### JOB
Identify the lines bearing the string "screenshot" and gather them.
───── PROVIDED DATA
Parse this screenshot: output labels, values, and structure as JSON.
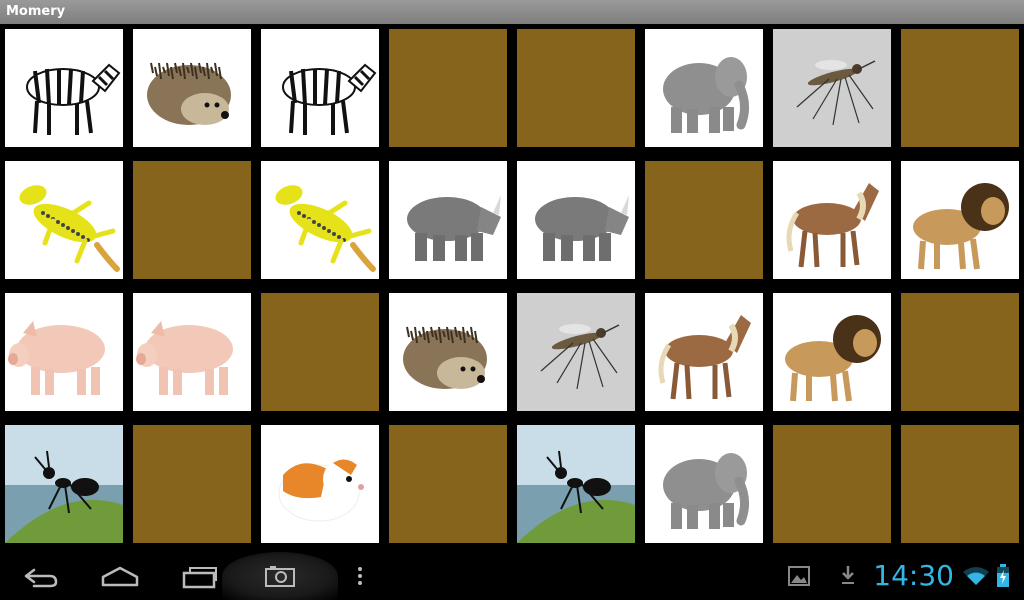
{
  "app": {
    "title": "Momery"
  },
  "board": {
    "cards": [
      {
        "animal": "zebra",
        "state": "revealed"
      },
      {
        "animal": "hedgehog",
        "state": "revealed"
      },
      {
        "animal": "zebra",
        "state": "revealed"
      },
      {
        "animal": null,
        "state": "hidden"
      },
      {
        "animal": null,
        "state": "hidden"
      },
      {
        "animal": "elephant",
        "state": "revealed"
      },
      {
        "animal": "mosquito",
        "state": "revealed"
      },
      {
        "animal": null,
        "state": "hidden"
      },
      {
        "animal": "gecko",
        "state": "revealed"
      },
      {
        "animal": null,
        "state": "hidden"
      },
      {
        "animal": "gecko",
        "state": "revealed"
      },
      {
        "animal": "rhino",
        "state": "revealed"
      },
      {
        "animal": "rhino",
        "state": "revealed"
      },
      {
        "animal": null,
        "state": "hidden"
      },
      {
        "animal": "horse",
        "state": "revealed"
      },
      {
        "animal": "lion",
        "state": "revealed"
      },
      {
        "animal": "pig",
        "state": "revealed"
      },
      {
        "animal": "pig",
        "state": "revealed"
      },
      {
        "animal": null,
        "state": "hidden"
      },
      {
        "animal": "hedgehog",
        "state": "revealed"
      },
      {
        "animal": "mosquito",
        "state": "revealed"
      },
      {
        "animal": "horse",
        "state": "revealed"
      },
      {
        "animal": "lion",
        "state": "revealed"
      },
      {
        "animal": null,
        "state": "hidden"
      },
      {
        "animal": "ant",
        "state": "revealed"
      },
      {
        "animal": null,
        "state": "hidden"
      },
      {
        "animal": "guinea-pig",
        "state": "revealed"
      },
      {
        "animal": null,
        "state": "hidden"
      },
      {
        "animal": "ant",
        "state": "revealed"
      },
      {
        "animal": "elephant",
        "state": "revealed"
      },
      {
        "animal": null,
        "state": "hidden"
      },
      {
        "animal": null,
        "state": "hidden"
      }
    ],
    "colors": {
      "hidden": "#86641c",
      "revealed": "#ffffff"
    }
  },
  "statusbar": {
    "time": "14:30",
    "time_color": "#33b5e5"
  },
  "navbar": {
    "icons": [
      "back-icon",
      "home-icon",
      "recent-apps-icon",
      "screenshot-icon",
      "menu-icon"
    ],
    "status_icons": [
      "gallery-icon",
      "download-icon",
      "wifi-icon",
      "battery-icon"
    ]
  }
}
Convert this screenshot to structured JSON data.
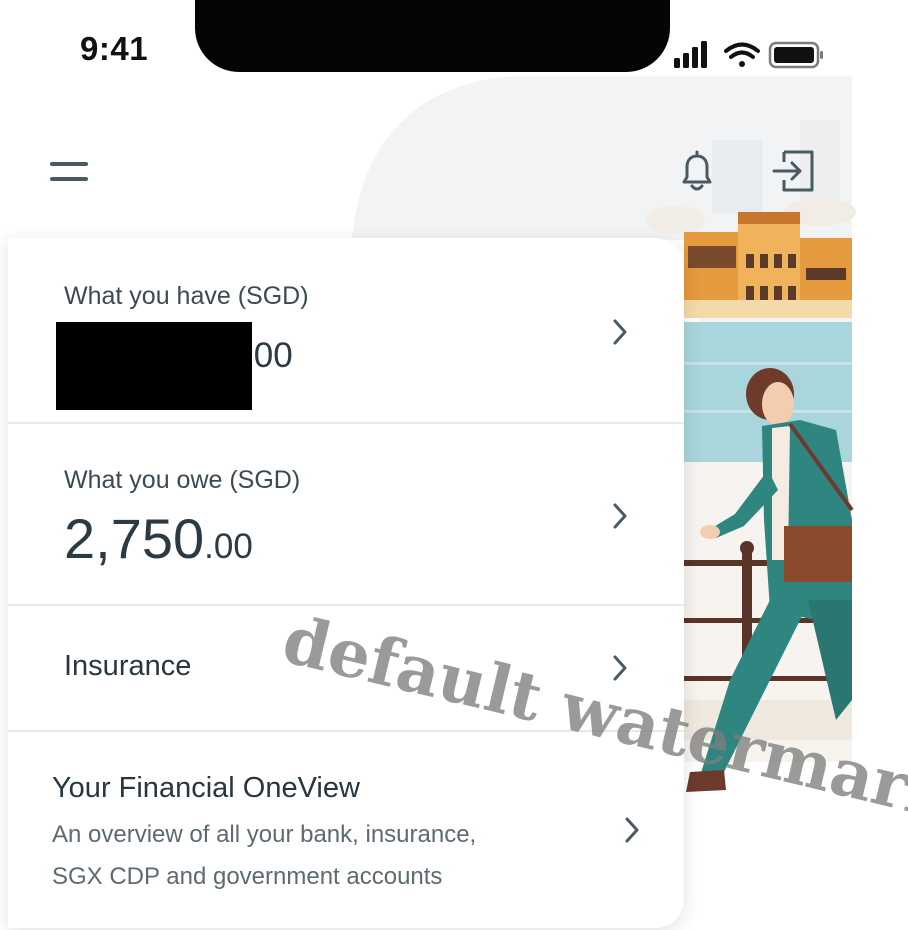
{
  "status_bar": {
    "time": "9:41",
    "icons": [
      "signal-icon",
      "wifi-icon",
      "battery-icon"
    ]
  },
  "header": {
    "icons": [
      "menu-icon",
      "bell-icon",
      "logout-icon"
    ]
  },
  "accounts": {
    "have": {
      "label": "What you have (SGD)",
      "amount_visible": ".00",
      "redacted": true
    },
    "owe": {
      "label": "What you owe (SGD)",
      "amount_main": "2,750",
      "amount_cents": ".00"
    },
    "insurance": {
      "label": "Insurance"
    },
    "oneview": {
      "title": "Your Financial OneView",
      "line1": "An overview of all your bank, insurance,",
      "line2": "SGX CDP and government accounts"
    }
  },
  "watermark": "default watermark",
  "colors": {
    "accent_teal": "#2f8580",
    "building_orange": "#e49a3d",
    "text_dark": "#27363f",
    "text_muted": "#5d6a72",
    "divider": "#e6e9eb"
  }
}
──────────
### SOLUTION FOR THIS TASK
Parse this screenshot: output labels, values, and structure as JSON.
      "screenshot-icon",
Convert this screenshot to structured JSON data.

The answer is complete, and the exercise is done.